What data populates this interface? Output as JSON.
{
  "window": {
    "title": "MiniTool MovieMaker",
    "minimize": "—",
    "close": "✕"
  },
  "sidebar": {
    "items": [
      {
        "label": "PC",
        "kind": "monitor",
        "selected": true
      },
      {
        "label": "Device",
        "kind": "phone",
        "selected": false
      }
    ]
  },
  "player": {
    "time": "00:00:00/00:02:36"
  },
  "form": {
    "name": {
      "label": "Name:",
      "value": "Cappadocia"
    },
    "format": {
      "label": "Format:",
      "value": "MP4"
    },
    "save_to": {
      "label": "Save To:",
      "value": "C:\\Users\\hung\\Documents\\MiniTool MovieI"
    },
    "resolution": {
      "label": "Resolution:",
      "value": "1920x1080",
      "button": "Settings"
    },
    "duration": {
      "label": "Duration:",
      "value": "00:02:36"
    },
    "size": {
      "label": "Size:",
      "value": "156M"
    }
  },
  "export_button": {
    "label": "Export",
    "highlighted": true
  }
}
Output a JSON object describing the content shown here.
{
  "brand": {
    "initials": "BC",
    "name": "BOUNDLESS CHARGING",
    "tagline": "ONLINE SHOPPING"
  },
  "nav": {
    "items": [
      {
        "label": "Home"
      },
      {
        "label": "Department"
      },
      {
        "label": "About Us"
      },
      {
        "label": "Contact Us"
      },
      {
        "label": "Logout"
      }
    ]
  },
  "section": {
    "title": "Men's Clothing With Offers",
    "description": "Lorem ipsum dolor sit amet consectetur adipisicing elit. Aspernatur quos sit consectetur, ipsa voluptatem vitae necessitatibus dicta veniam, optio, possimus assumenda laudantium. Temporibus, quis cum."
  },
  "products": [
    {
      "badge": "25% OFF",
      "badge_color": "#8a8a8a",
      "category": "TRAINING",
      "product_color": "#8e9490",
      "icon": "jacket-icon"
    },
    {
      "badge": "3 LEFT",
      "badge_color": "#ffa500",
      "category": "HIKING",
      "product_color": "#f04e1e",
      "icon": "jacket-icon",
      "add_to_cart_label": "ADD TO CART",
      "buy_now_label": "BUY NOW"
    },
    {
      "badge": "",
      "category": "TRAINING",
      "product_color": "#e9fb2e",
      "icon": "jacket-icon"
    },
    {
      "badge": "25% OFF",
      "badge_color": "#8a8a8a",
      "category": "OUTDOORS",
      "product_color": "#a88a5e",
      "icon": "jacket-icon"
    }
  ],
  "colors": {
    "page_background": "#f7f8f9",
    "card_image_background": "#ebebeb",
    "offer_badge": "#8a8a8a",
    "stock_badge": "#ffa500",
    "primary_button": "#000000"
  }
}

=====

Each entry above is to be set down again in exactly the same words.

-- Right answer --
What data populates this interface? Output as JSON.
{
  "window": {
    "title": "MiniTool MovieMaker",
    "minimize": "—",
    "close": "✕"
  },
  "sidebar": {
    "items": [
      {
        "label": "PC",
        "kind": "monitor",
        "selected": true
      },
      {
        "label": "Device",
        "kind": "phone",
        "selected": false
      }
    ]
  },
  "player": {
    "time": "00:00:00/00:02:36"
  },
  "form": {
    "name": {
      "label": "Name:",
      "value": "Cappadocia"
    },
    "format": {
      "label": "Format:",
      "value": "MP4"
    },
    "save_to": {
      "label": "Save To:",
      "value": "C:\\Users\\hung\\Documents\\MiniTool MovieI"
    },
    "resolution": {
      "label": "Resolution:",
      "value": "1920x1080",
      "button": "Settings"
    },
    "duration": {
      "label": "Duration:",
      "value": "00:02:36"
    },
    "size": {
      "label": "Size:",
      "value": "156M"
    }
  },
  "export_button": {
    "label": "Export",
    "highlighted": true
  }
}
Output a JSON object describing the content shown here.
{
  "brand": {
    "initials": "BC",
    "name": "BOUNDLESS CHARGING",
    "tagline": "ONLINE SHOPPING"
  },
  "nav": {
    "items": [
      {
        "label": "Home"
      },
      {
        "label": "Department"
      },
      {
        "label": "About Us"
      },
      {
        "label": "Contact Us"
      },
      {
        "label": "Logout"
      }
    ]
  },
  "section": {
    "title": "Men's Clothing With Offers",
    "description": "Lorem ipsum dolor sit amet consectetur adipisicing elit. Aspernatur quos sit consectetur, ipsa voluptatem vitae necessitatibus dicta veniam, optio, possimus assumenda laudantium. Temporibus, quis cum."
  },
  "products": [
    {
      "badge": "25% OFF",
      "badge_color": "#8a8a8a",
      "category": "TRAINING",
      "product_color": "#8e9490",
      "icon": "jacket-icon"
    },
    {
      "badge": "3 LEFT",
      "badge_color": "#ffa500",
      "category": "HIKING",
      "product_color": "#f04e1e",
      "icon": "jacket-icon",
      "add_to_cart_label": "ADD TO CART",
      "buy_now_label": "BUY NOW"
    },
    {
      "badge": "",
      "category": "TRAINING",
      "product_color": "#e9fb2e",
      "icon": "jacket-icon"
    },
    {
      "badge": "25% OFF",
      "badge_color": "#8a8a8a",
      "category": "OUTDOORS",
      "product_color": "#a88a5e",
      "icon": "jacket-icon"
    }
  ],
  "colors": {
    "page_background": "#f7f8f9",
    "card_image_background": "#ebebeb",
    "offer_badge": "#8a8a8a",
    "stock_badge": "#ffa500",
    "primary_button": "#000000"
  }
}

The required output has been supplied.